▶ _Aim_
Give the entries again exactly, every one of them.

▶ _Records to use_
####################
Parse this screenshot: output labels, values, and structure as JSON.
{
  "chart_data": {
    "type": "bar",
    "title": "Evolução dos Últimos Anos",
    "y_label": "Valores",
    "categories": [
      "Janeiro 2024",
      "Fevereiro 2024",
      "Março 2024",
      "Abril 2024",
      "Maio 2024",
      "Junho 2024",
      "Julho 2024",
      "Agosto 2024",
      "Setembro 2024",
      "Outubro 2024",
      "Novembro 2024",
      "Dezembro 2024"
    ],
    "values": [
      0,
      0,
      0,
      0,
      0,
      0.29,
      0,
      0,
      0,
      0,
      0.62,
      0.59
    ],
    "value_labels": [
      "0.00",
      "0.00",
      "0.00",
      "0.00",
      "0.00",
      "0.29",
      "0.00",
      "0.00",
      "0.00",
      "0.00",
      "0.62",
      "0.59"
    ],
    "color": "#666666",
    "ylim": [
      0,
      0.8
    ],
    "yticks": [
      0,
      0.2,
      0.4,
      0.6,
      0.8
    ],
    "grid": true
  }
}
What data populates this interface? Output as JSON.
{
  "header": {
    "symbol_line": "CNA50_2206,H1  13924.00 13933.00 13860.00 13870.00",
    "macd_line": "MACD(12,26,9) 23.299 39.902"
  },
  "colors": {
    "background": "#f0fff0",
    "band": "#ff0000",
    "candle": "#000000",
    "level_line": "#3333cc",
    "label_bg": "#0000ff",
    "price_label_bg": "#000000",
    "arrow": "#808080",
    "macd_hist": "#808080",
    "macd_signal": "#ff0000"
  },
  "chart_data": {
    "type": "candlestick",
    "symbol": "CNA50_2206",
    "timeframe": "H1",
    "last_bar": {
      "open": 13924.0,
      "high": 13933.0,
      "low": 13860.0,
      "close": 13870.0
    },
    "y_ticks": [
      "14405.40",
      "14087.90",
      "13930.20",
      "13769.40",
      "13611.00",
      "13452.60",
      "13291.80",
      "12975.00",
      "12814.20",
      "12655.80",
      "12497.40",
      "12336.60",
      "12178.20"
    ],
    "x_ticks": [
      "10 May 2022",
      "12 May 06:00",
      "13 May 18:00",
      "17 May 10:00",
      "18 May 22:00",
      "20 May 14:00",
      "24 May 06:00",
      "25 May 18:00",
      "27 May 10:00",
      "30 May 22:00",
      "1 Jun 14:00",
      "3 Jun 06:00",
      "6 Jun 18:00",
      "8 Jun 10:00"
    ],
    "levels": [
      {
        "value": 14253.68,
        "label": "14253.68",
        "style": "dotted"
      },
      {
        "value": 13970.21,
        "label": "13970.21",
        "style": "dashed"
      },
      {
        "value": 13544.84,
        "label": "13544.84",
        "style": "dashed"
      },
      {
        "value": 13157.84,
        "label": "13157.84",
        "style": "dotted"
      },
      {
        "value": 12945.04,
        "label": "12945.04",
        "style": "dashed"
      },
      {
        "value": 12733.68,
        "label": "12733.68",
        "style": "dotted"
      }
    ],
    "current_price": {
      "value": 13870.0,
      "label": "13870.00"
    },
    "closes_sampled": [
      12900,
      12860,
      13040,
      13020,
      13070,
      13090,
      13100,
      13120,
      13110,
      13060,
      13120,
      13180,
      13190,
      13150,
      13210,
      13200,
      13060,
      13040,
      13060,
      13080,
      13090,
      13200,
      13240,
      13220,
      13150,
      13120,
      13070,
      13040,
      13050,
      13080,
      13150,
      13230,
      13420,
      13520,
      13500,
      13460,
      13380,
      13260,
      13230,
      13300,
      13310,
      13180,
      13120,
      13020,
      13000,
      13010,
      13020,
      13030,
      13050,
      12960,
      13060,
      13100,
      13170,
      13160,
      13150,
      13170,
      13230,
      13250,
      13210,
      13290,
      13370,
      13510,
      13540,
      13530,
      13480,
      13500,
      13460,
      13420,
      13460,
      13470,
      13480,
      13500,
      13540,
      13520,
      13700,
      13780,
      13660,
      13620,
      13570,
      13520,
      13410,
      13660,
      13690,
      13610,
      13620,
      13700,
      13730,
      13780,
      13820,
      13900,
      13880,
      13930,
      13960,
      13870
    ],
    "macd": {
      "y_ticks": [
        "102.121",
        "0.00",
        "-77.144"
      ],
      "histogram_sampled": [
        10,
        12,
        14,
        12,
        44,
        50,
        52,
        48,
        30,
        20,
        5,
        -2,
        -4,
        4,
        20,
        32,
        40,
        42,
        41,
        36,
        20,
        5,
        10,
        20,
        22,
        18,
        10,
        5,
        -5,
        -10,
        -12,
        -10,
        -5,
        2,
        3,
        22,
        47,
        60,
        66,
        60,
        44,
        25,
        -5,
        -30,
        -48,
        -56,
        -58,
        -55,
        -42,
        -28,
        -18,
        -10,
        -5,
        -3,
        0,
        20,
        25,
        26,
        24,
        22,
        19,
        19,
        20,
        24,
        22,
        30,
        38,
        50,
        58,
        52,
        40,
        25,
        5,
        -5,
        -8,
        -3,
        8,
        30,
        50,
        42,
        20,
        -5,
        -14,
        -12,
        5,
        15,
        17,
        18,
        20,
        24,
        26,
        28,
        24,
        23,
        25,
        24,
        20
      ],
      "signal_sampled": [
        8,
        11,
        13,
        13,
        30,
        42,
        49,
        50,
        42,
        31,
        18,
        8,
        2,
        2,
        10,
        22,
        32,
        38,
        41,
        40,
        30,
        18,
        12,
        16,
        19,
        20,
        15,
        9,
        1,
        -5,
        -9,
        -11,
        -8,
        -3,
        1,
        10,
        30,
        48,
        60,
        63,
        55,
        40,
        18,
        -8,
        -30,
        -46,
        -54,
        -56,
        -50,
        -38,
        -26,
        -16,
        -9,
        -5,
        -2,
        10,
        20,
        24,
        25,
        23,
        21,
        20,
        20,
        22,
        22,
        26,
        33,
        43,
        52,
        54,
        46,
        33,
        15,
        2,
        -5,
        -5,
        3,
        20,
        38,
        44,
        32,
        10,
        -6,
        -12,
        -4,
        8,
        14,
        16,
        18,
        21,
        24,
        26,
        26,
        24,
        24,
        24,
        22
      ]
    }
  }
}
####################
▶ _Final result_
Parse this screenshot: output labels, values, and structure as JSON.
{
  "chart_data": {
    "type": "bar",
    "title": "Evolução dos Últimos Anos",
    "y_label": "Valores",
    "categories": [
      "Janeiro 2024",
      "Fevereiro 2024",
      "Março 2024",
      "Abril 2024",
      "Maio 2024",
      "Junho 2024",
      "Julho 2024",
      "Agosto 2024",
      "Setembro 2024",
      "Outubro 2024",
      "Novembro 2024",
      "Dezembro 2024"
    ],
    "values": [
      0,
      0,
      0,
      0,
      0,
      0.29,
      0,
      0,
      0,
      0,
      0.62,
      0.59
    ],
    "value_labels": [
      "0.00",
      "0.00",
      "0.00",
      "0.00",
      "0.00",
      "0.29",
      "0.00",
      "0.00",
      "0.00",
      "0.00",
      "0.62",
      "0.59"
    ],
    "color": "#666666",
    "ylim": [
      0,
      0.8
    ],
    "yticks": [
      0,
      0.2,
      0.4,
      0.6,
      0.8
    ],
    "grid": true
  }
}
What data populates this interface? Output as JSON.
{
  "header": {
    "symbol_line": "CNA50_2206,H1  13924.00 13933.00 13860.00 13870.00",
    "macd_line": "MACD(12,26,9) 23.299 39.902"
  },
  "colors": {
    "background": "#f0fff0",
    "band": "#ff0000",
    "candle": "#000000",
    "level_line": "#3333cc",
    "label_bg": "#0000ff",
    "price_label_bg": "#000000",
    "arrow": "#808080",
    "macd_hist": "#808080",
    "macd_signal": "#ff0000"
  },
  "chart_data": {
    "type": "candlestick",
    "symbol": "CNA50_2206",
    "timeframe": "H1",
    "last_bar": {
      "open": 13924.0,
      "high": 13933.0,
      "low": 13860.0,
      "close": 13870.0
    },
    "y_ticks": [
      "14405.40",
      "14087.90",
      "13930.20",
      "13769.40",
      "13611.00",
      "13452.60",
      "13291.80",
      "12975.00",
      "12814.20",
      "12655.80",
      "12497.40",
      "12336.60",
      "12178.20"
    ],
    "x_ticks": [
      "10 May 2022",
      "12 May 06:00",
      "13 May 18:00",
      "17 May 10:00",
      "18 May 22:00",
      "20 May 14:00",
      "24 May 06:00",
      "25 May 18:00",
      "27 May 10:00",
      "30 May 22:00",
      "1 Jun 14:00",
      "3 Jun 06:00",
      "6 Jun 18:00",
      "8 Jun 10:00"
    ],
    "levels": [
      {
        "value": 14253.68,
        "label": "14253.68",
        "style": "dotted"
      },
      {
        "value": 13970.21,
        "label": "13970.21",
        "style": "dashed"
      },
      {
        "value": 13544.84,
        "label": "13544.84",
        "style": "dashed"
      },
      {
        "value": 13157.84,
        "label": "13157.84",
        "style": "dotted"
      },
      {
        "value": 12945.04,
        "label": "12945.04",
        "style": "dashed"
      },
      {
        "value": 12733.68,
        "label": "12733.68",
        "style": "dotted"
      }
    ],
    "current_price": {
      "value": 13870.0,
      "label": "13870.00"
    },
    "closes_sampled": [
      12900,
      12860,
      13040,
      13020,
      13070,
      13090,
      13100,
      13120,
      13110,
      13060,
      13120,
      13180,
      13190,
      13150,
      13210,
      13200,
      13060,
      13040,
      13060,
      13080,
      13090,
      13200,
      13240,
      13220,
      13150,
      13120,
      13070,
      13040,
      13050,
      13080,
      13150,
      13230,
      13420,
      13520,
      13500,
      13460,
      13380,
      13260,
      13230,
      13300,
      13310,
      13180,
      13120,
      13020,
      13000,
      13010,
      13020,
      13030,
      13050,
      12960,
      13060,
      13100,
      13170,
      13160,
      13150,
      13170,
      13230,
      13250,
      13210,
      13290,
      13370,
      13510,
      13540,
      13530,
      13480,
      13500,
      13460,
      13420,
      13460,
      13470,
      13480,
      13500,
      13540,
      13520,
      13700,
      13780,
      13660,
      13620,
      13570,
      13520,
      13410,
      13660,
      13690,
      13610,
      13620,
      13700,
      13730,
      13780,
      13820,
      13900,
      13880,
      13930,
      13960,
      13870
    ],
    "macd": {
      "y_ticks": [
        "102.121",
        "0.00",
        "-77.144"
      ],
      "histogram_sampled": [
        10,
        12,
        14,
        12,
        44,
        50,
        52,
        48,
        30,
        20,
        5,
        -2,
        -4,
        4,
        20,
        32,
        40,
        42,
        41,
        36,
        20,
        5,
        10,
        20,
        22,
        18,
        10,
        5,
        -5,
        -10,
        -12,
        -10,
        -5,
        2,
        3,
        22,
        47,
        60,
        66,
        60,
        44,
        25,
        -5,
        -30,
        -48,
        -56,
        -58,
        -55,
        -42,
        -28,
        -18,
        -10,
        -5,
        -3,
        0,
        20,
        25,
        26,
        24,
        22,
        19,
        19,
        20,
        24,
        22,
        30,
        38,
        50,
        58,
        52,
        40,
        25,
        5,
        -5,
        -8,
        -3,
        8,
        30,
        50,
        42,
        20,
        -5,
        -14,
        -12,
        5,
        15,
        17,
        18,
        20,
        24,
        26,
        28,
        24,
        23,
        25,
        24,
        20
      ],
      "signal_sampled": [
        8,
        11,
        13,
        13,
        30,
        42,
        49,
        50,
        42,
        31,
        18,
        8,
        2,
        2,
        10,
        22,
        32,
        38,
        41,
        40,
        30,
        18,
        12,
        16,
        19,
        20,
        15,
        9,
        1,
        -5,
        -9,
        -11,
        -8,
        -3,
        1,
        10,
        30,
        48,
        60,
        63,
        55,
        40,
        18,
        -8,
        -30,
        -46,
        -54,
        -56,
        -50,
        -38,
        -26,
        -16,
        -9,
        -5,
        -2,
        10,
        20,
        24,
        25,
        23,
        21,
        20,
        20,
        22,
        22,
        26,
        33,
        43,
        52,
        54,
        46,
        33,
        15,
        2,
        -5,
        -5,
        3,
        20,
        38,
        44,
        32,
        10,
        -6,
        -12,
        -4,
        8,
        14,
        16,
        18,
        21,
        24,
        26,
        26,
        24,
        24,
        24,
        22
      ]
    }
  }
}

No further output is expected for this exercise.